• [Written request] Find each line with the word "rigid" and copy it.

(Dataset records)
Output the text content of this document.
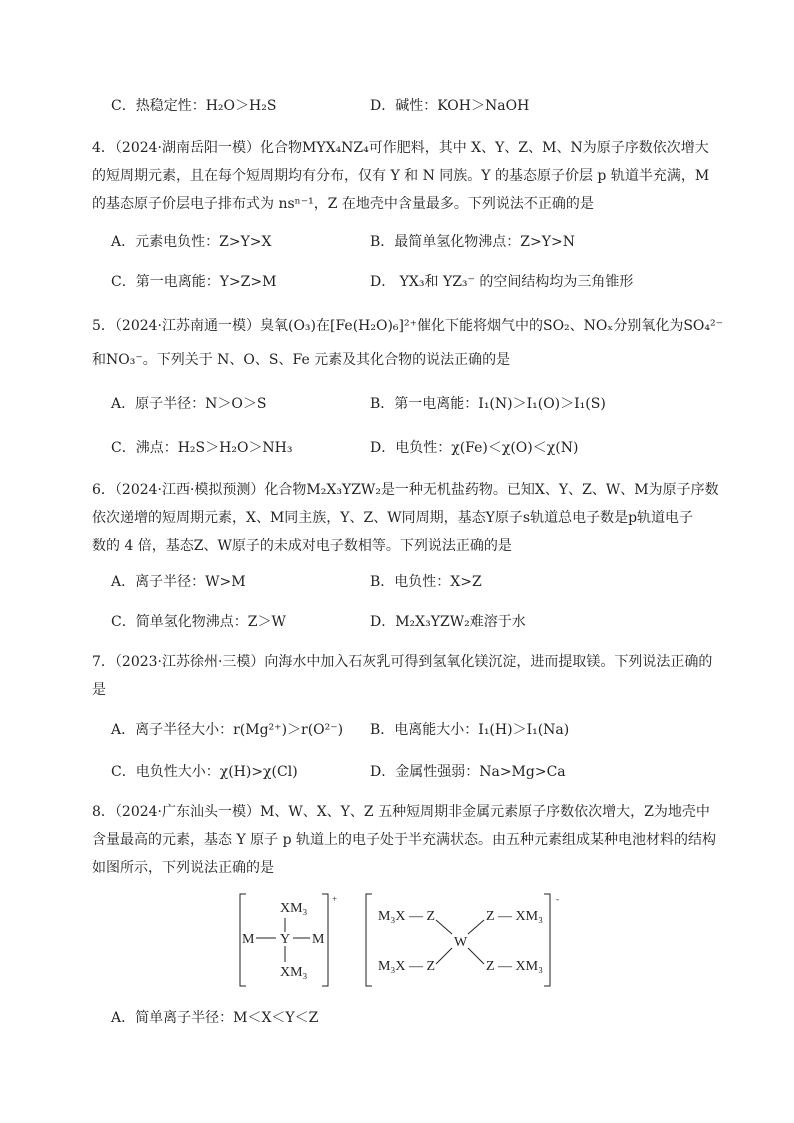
C．热稳定性：H₂O＞H₂S	D．碱性：KOH＞NaOH
4．（2024·湖南岳阳一模）化合物MYX₄NZ₄可作肥料，其中 X、Y、Z、M、N为原子序数依次增大
的短周期元素，且在每个短周期均有分布，仅有 Y 和 N 同族。Y 的基态原子价层 p 轨道半充满，M
的基态原子价层电子排布式为 nsⁿ⁻¹，Z 在地壳中含量最多。下列说法不正确的是
A．元素电负性：Z>Y>X	B．最简单氢化物沸点：Z>Y>N
C．第一电离能：Y>Z>M	D． YX₃和 YZ₃⁻ 的空间结构均为三角锥形
5．（2024·江苏南通一模）臭氧(O₃)在[Fe(H₂O)₆]²⁺催化下能将烟气中的SO₂、NOₓ分别氧化为SO₄²⁻
和NO₃⁻。下列关于 N、O、S、Fe 元素及其化合物的说法正确的是
A．原子半径：N＞O＞S	B．第一电离能：I₁(N)＞I₁(O)＞I₁(S)
C．沸点：H₂S＞H₂O＞NH₃	D．电负性：χ(Fe)＜χ(O)＜χ(N)
6．（2024·江西·模拟预测）化合物M₂X₃YZW₂是一种无机盐药物。已知X、Y、Z、W、M为原子序数
依次递增的短周期元素，X、M同主族，Y、Z、W同周期，基态Y原子s轨道总电子数是p轨道电子
数的 4 倍，基态Z、W原子的未成对电子数相等。下列说法正确的是
A．离子半径：W>M	B．电负性：X>Z
C．简单氢化物沸点：Z＞W	D．M₂X₃YZW₂难溶于水
7．（2023·江苏徐州·三模）向海水中加入石灰乳可得到氢氧化镁沉淀，进而提取镁。下列说法正确的
是
A．离子半径大小：r(Mg²⁺)＞r(O²⁻) B．电离能大小：I₁(H)＞I₁(Na)
C．电负性大小：χ(H)>χ(Cl)	D．金属性强弱：Na>Mg>Ca
8．（2024·广东汕头一模）M、W、X、Y、Z 五种短周期非金属元素原子序数依次增大，Z为地壳中
含量最高的元素，基态 Y 原子 p 轨道上的电子处于半充满状态。由五种元素组成某种电池材料的结构
如图所示，下列说法正确的是
+
XM₃
M Y M
XM₃
-
M₃X — Z
M₃X — Z
Z — XM₃
Z — XM₃
W
A．简单离子半径：M＜X＜Y＜Z
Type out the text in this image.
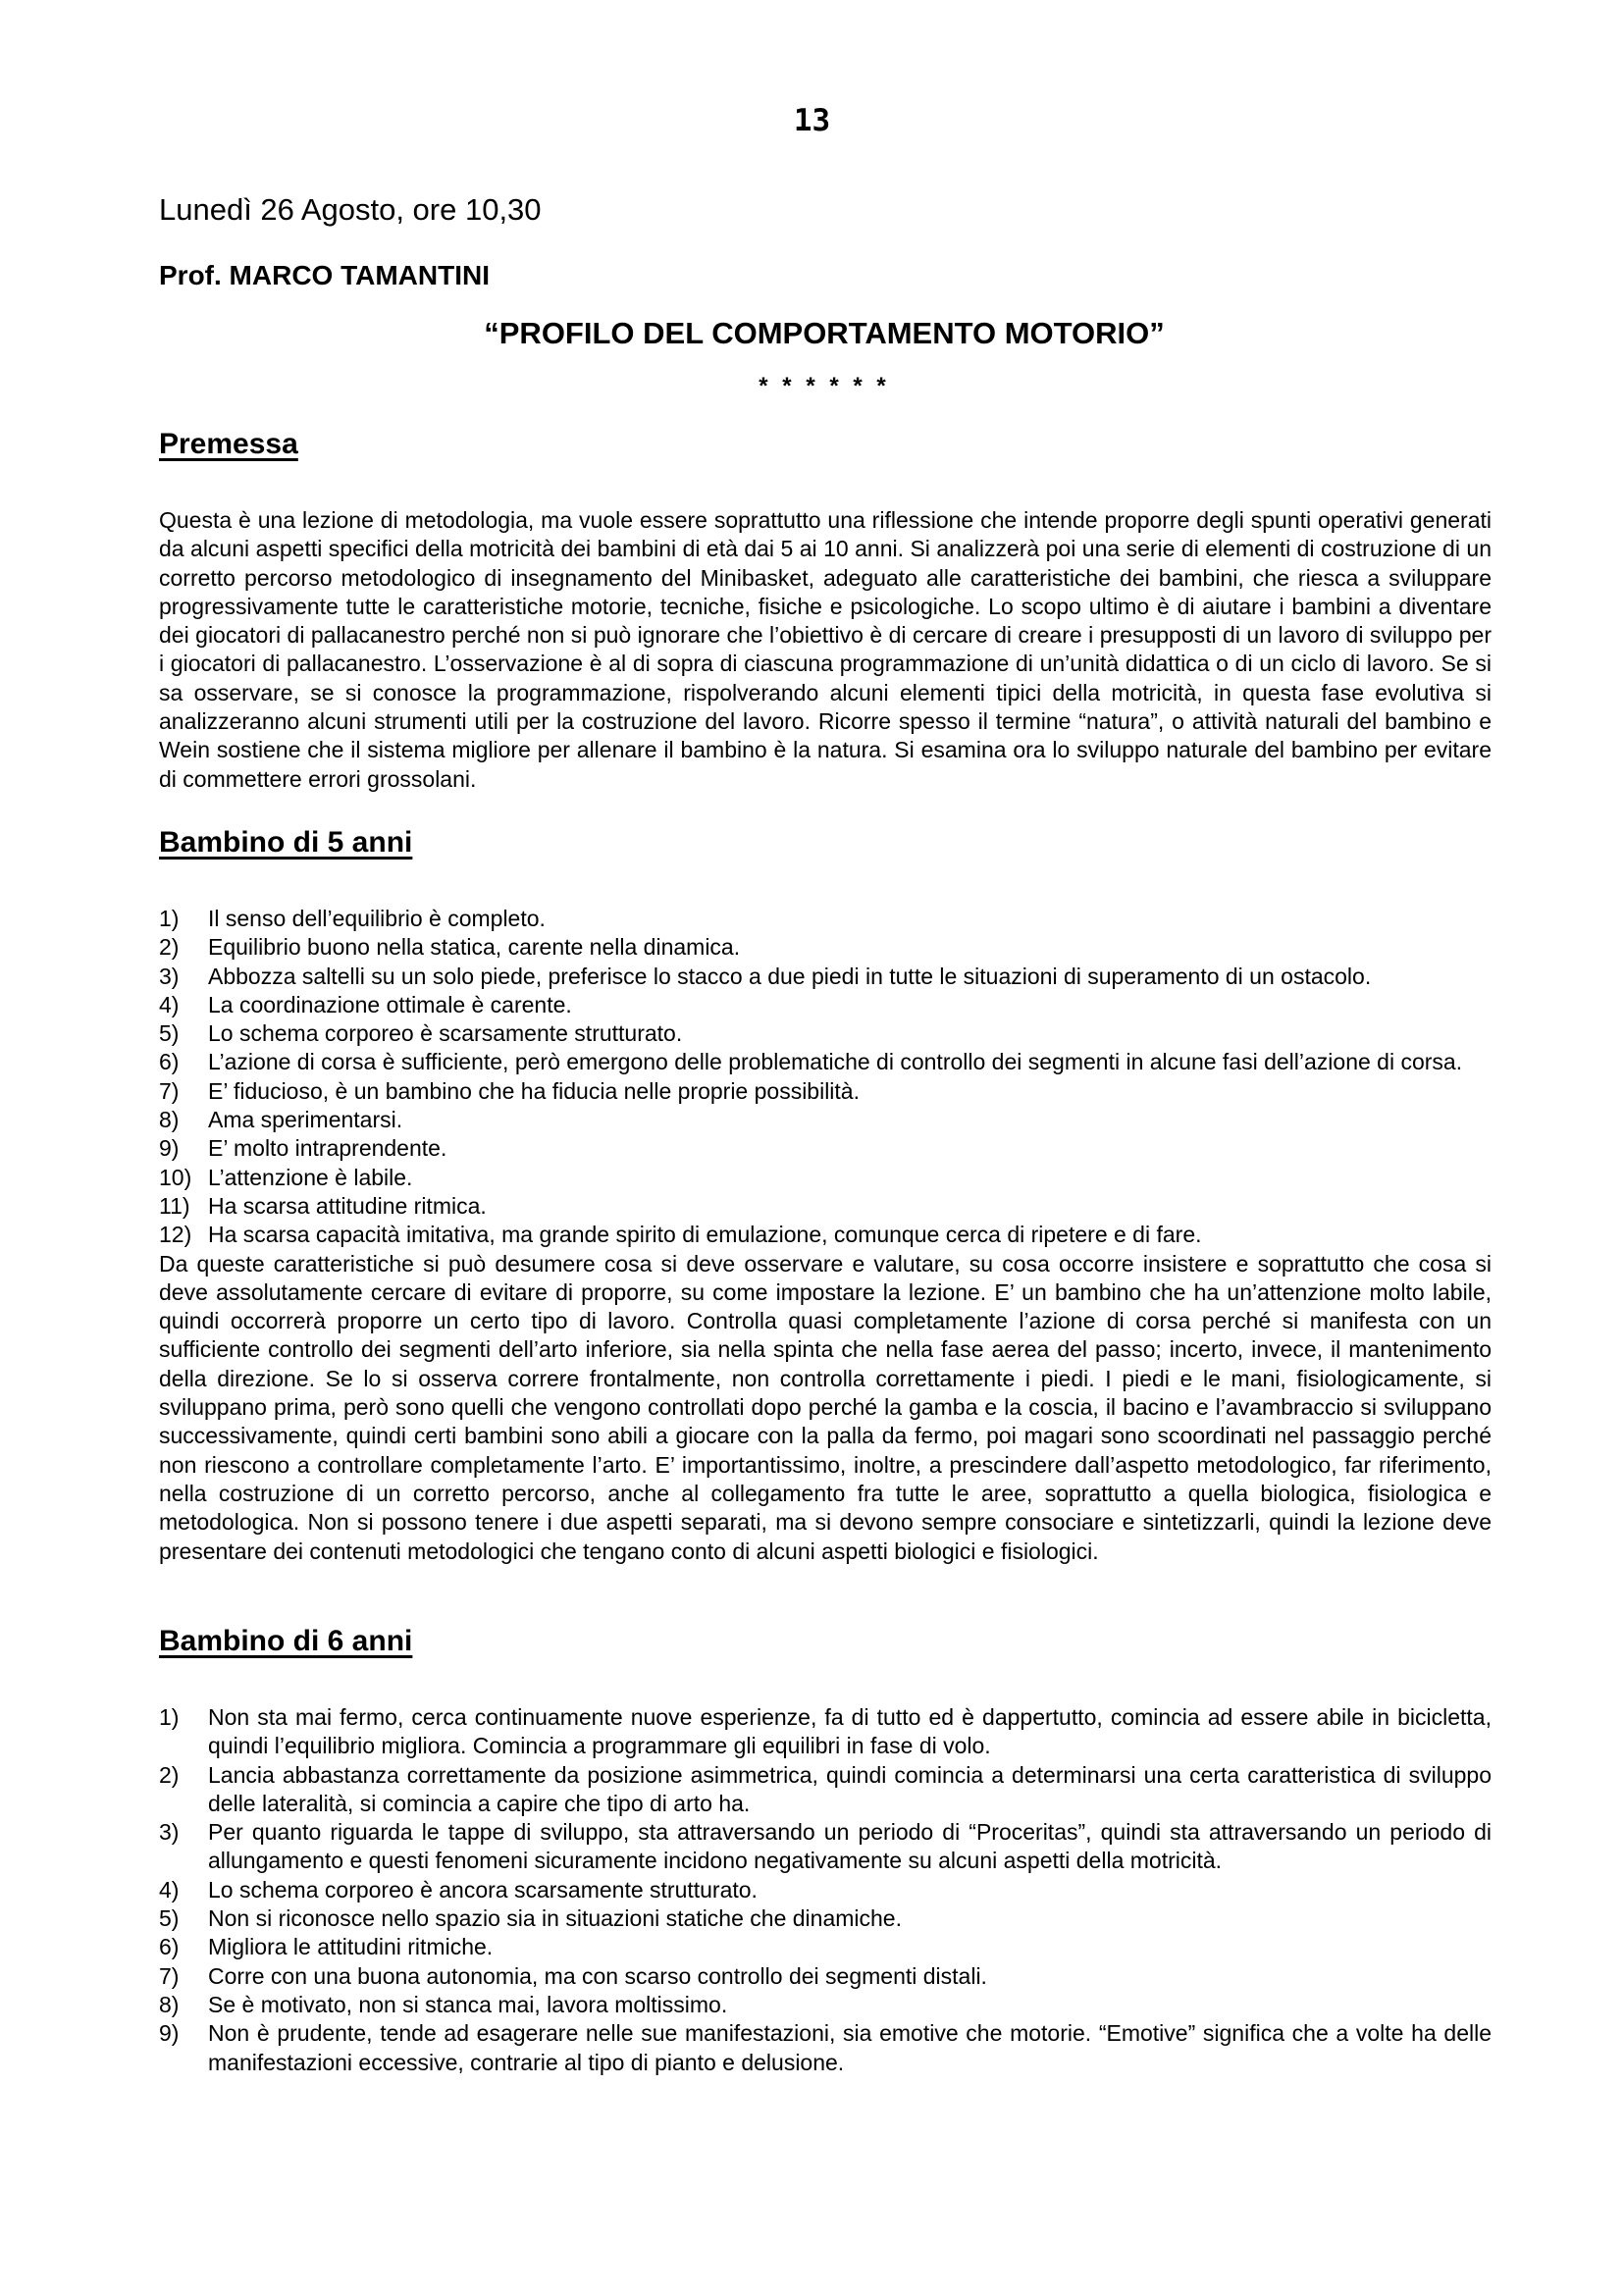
13
Lunedì 26 Agosto, ore 10,30
Prof. MARCO TAMANTINI
“PROFILO DEL COMPORTAMENTO MOTORIO”
* * * * * *
Premessa

Questa è una lezione di metodologia, ma vuole essere soprattutto una riflessione che intende proporre degli spunti operativi generati da alcuni aspetti specifici della motricità dei bambini di età dai 5 ai 10 anni. Si analizzerà poi una serie di elementi di costruzione di un corretto percorso metodologico di insegnamento del Minibasket, adeguato alle caratteristiche dei bambini, che riesca a sviluppare progressivamente tutte le caratteristiche motorie, tecniche, fisiche e psicologiche. Lo scopo ultimo è di aiutare i bambini a diventare dei giocatori di pallacanestro perché non si può ignorare che l’obiettivo è di cercare di creare i presupposti di un lavoro di sviluppo per i giocatori di pallacanestro. L’osservazione è al di sopra di ciascuna programmazione di un’unità didattica o di un ciclo di lavoro. Se si sa osservare, se si conosce la programmazione, rispolverando alcuni elementi tipici della motricità, in questa fase evolutiva si analizzeranno alcuni strumenti utili per la costruzione del lavoro. Ricorre spesso il termine “natura”, o attività naturali del bambino e Wein sostiene che il sistema migliore per allenare il bambino è la natura. Si esamina ora lo sviluppo naturale del bambino per evitare di commettere errori grossolani.

Bambino di 5 anni
1) Il senso dell’equilibrio è completo.
2) Equilibrio buono nella statica, carente nella dinamica.
3) Abbozza saltelli su un solo piede, preferisce lo stacco a due piedi in tutte le situazioni di superamento di un ostacolo.
4) La coordinazione ottimale è carente.
5) Lo schema corporeo è scarsamente strutturato.
6) L’azione di corsa è sufficiente, però emergono delle problematiche di controllo dei segmenti in alcune fasi dell’azione di corsa.
7) E’ fiducioso, è un bambino che ha fiducia nelle proprie possibilità.
8) Ama sperimentarsi.
9) E’ molto intraprendente.
10) L’attenzione è labile.
11) Ha scarsa attitudine ritmica.
12) Ha scarsa capacità imitativa, ma grande spirito di emulazione, comunque cerca di ripetere e di fare.

Da queste caratteristiche si può desumere cosa si deve osservare e valutare, su cosa occorre insistere e soprattutto che cosa si deve assolutamente cercare di evitare di proporre, su come impostare la lezione. E’ un bambino che ha un’attenzione molto labile, quindi occorrerà proporre un certo tipo di lavoro. Controlla quasi completamente l’azione di corsa perché si manifesta con un sufficiente controllo dei segmenti dell’arto inferiore, sia nella spinta che nella fase aerea del passo; incerto, invece, il mantenimento della direzione. Se lo si osserva correre frontalmente, non controlla correttamente i piedi. I piedi e le mani, fisiologicamente, si sviluppano prima, però sono quelli che vengono controllati dopo perché la gamba e la coscia, il bacino e l’avambraccio si sviluppano successivamente, quindi certi bambini sono abili a giocare con la palla da fermo, poi magari sono scoordinati nel passaggio perché non riescono a controllare completamente l’arto. E’ importantissimo, inoltre, a prescindere dall’aspetto metodologico, far riferimento, nella costruzione di un corretto percorso, anche al collegamento fra tutte le aree, soprattutto a quella biologica, fisiologica e metodologica. Non si possono tenere i due aspetti separati, ma si devono sempre consociare e sintetizzarli, quindi la lezione deve presentare dei contenuti metodologici che tengano conto di alcuni aspetti biologici e fisiologici.

Bambino di 6 anni
1) Non sta mai fermo, cerca continuamente nuove esperienze, fa di tutto ed è dappertutto, comincia ad essere abile in bicicletta, quindi l’equilibrio migliora. Comincia a programmare gli equilibri in fase di volo.
2) Lancia abbastanza correttamente da posizione asimmetrica, quindi comincia a determinarsi una certa caratteristica di sviluppo delle lateralità, si comincia a capire che tipo di arto ha.
3) Per quanto riguarda le tappe di sviluppo, sta attraversando un periodo di “Proceritas”, quindi sta attraversando un periodo di allungamento e questi fenomeni sicuramente incidono negativamente su alcuni aspetti della motricità.
4) Lo schema corporeo è ancora scarsamente strutturato.
5) Non si riconosce nello spazio sia in situazioni statiche che dinamiche.
6) Migliora le attitudini ritmiche.
7) Corre con una buona autonomia, ma con scarso controllo dei segmenti distali.
8) Se è motivato, non si stanca mai, lavora moltissimo.
9) Non è prudente, tende ad esagerare nelle sue manifestazioni, sia emotive che motorie. “Emotive” significa che a volte ha delle manifestazioni eccessive, contrarie al tipo di pianto e delusione.
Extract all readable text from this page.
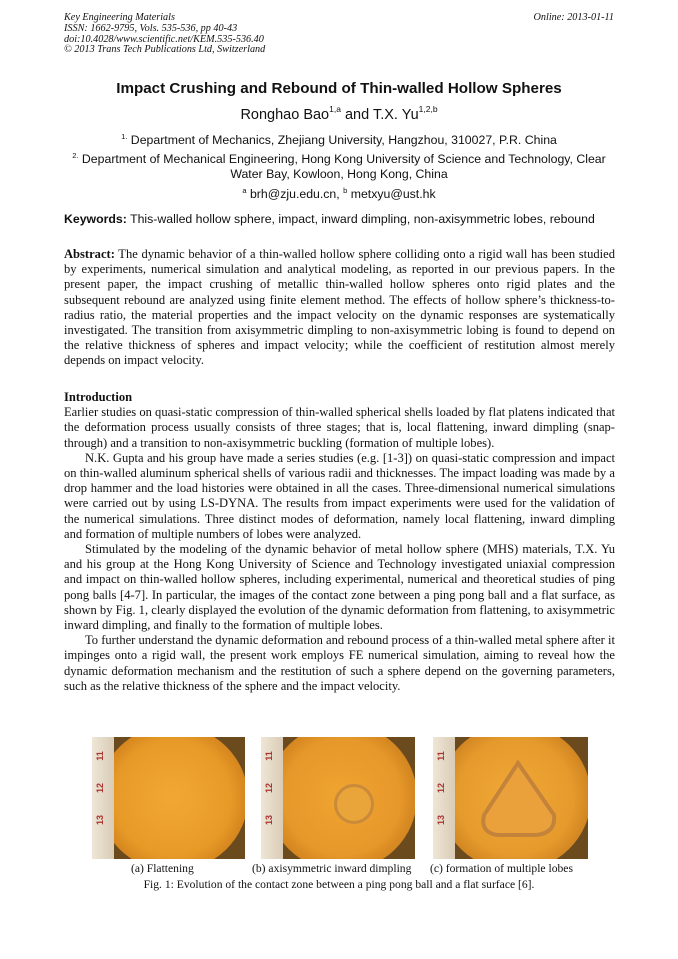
Key Engineering Materials
ISSN: 1662-9795, Vols. 535-536, pp 40-43
doi:10.4028/www.scientific.net/KEM.535-536.40
© 2013 Trans Tech Publications Ltd, Switzerland
Online: 2013-01-11
Impact Crushing and Rebound of Thin-walled Hollow Spheres
Ronghao Bao$^{1,a}$ and T.X. Yu$^{1,2,b}$
$^{1.}$ Department of Mechanics, Zhejiang University, Hangzhou, 310027, P.R. China
$^{2.}$ Department of Mechanical Engineering, Hong Kong University of Science and Technology, Clear Water Bay, Kowloon, Hong Kong, China
$^a$ brh@zju.edu.cn, $^b$ metxyu@ust.hk
Keywords: This-walled hollow sphere, impact, inward dimpling, non-axisymmetric lobes, rebound

Abstract: The dynamic behavior of a thin-walled hollow sphere colliding onto a rigid wall has been studied by experiments, numerical simulation and analytical modeling, as reported in our previous papers. In the present paper, the impact crushing of metallic thin-walled hollow spheres onto rigid plates and the subsequent rebound are analyzed using finite element method. The effects of hollow sphere’s thickness-to-radius ratio, the material properties and the impact velocity on the dynamic responses are systematically investigated. The transition from axisymmetric dimpling to non-axisymmetric lobing is found to depend on the relative thickness of spheres and impact velocity; while the coefficient of restitution almost merely depends on impact velocity.

Introduction

Earlier studies on quasi-static compression of thin-walled spherical shells loaded by flat platens indicated that the deformation process usually consists of three stages; that is, local flattening, inward dimpling (snap-through) and a transition to non-axisymmetric buckling (formation of multiple lobes).

N.K. Gupta and his group have made a series studies (e.g. [1-3]) on quasi-static compression and impact on thin-walled aluminum spherical shells of various radii and thicknesses. The impact loading was made by a drop hammer and the load histories were obtained in all the cases. Three-dimensional numerical simulations were carried out by using LS-DYNA. The results from impact experiments were used for the validation of the numerical simulations. Three distinct modes of deformation, namely local flattening, inward dimpling and formation of multiple numbers of lobes were analyzed.

Stimulated by the modeling of the dynamic behavior of metal hollow sphere (MHS) materials, T.X. Yu and his group at the Hong Kong University of Science and Technology investigated uniaxial compression and impact on thin-walled hollow spheres, including experimental, numerical and theoretical studies of ping pong balls [4-7]. In particular, the images of the contact zone between a ping pong ball and a flat surface, as shown by Fig. 1, clearly displayed the evolution of the dynamic deformation from flattening, to axisymmetric inward dimpling, and finally to the formation of multiple lobes.

To further understand the dynamic deformation and rebound process of a thin-walled metal sphere after it impinges onto a rigid wall, the present work employs FE numerical simulation, aiming to reveal how the dynamic deformation mechanism and the restitution of such a sphere depend on the governing parameters, such as the relative thickness of the sphere and the impact velocity.

11
12
13
11
12
13
11
12
13
(a) Flattening	(b) axisymmetric inward dimpling (c) formation of multiple lobes
Fig. 1: Evolution of the contact zone between a ping pong ball and a flat surface [6].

• [Solution]
Abstract: The dynamic behavior of a thin-walled hollow sphere colliding onto a rigid wall has been studied by experiments, numerical simulation and analytical modeling, as reported in our previous papers. In the present paper, the impact crushing of metallic thin-walled hollow spheres onto rigid plates and the subsequent rebound are analyzed using finite element method. The effects of hollow sphere’s thickness-to-radius ratio, the material properties and the impact velocity on the dynamic responses are systematically investigated. The transition from axisymmetric dimpling to non-axisymmetric lobing is found to depend on the relative thickness of spheres and impact velocity; while the coefficient of restitution almost merely depends on impact velocity.
To further understand the dynamic deformation and rebound process of a thin-walled metal sphere after it impinges onto a rigid wall, the present work employs FE numerical simulation, aiming to reveal how the dynamic deformation mechanism and the restitution of such a sphere depend on the governing parameters, such as the relative thickness of the sphere and the impact velocity.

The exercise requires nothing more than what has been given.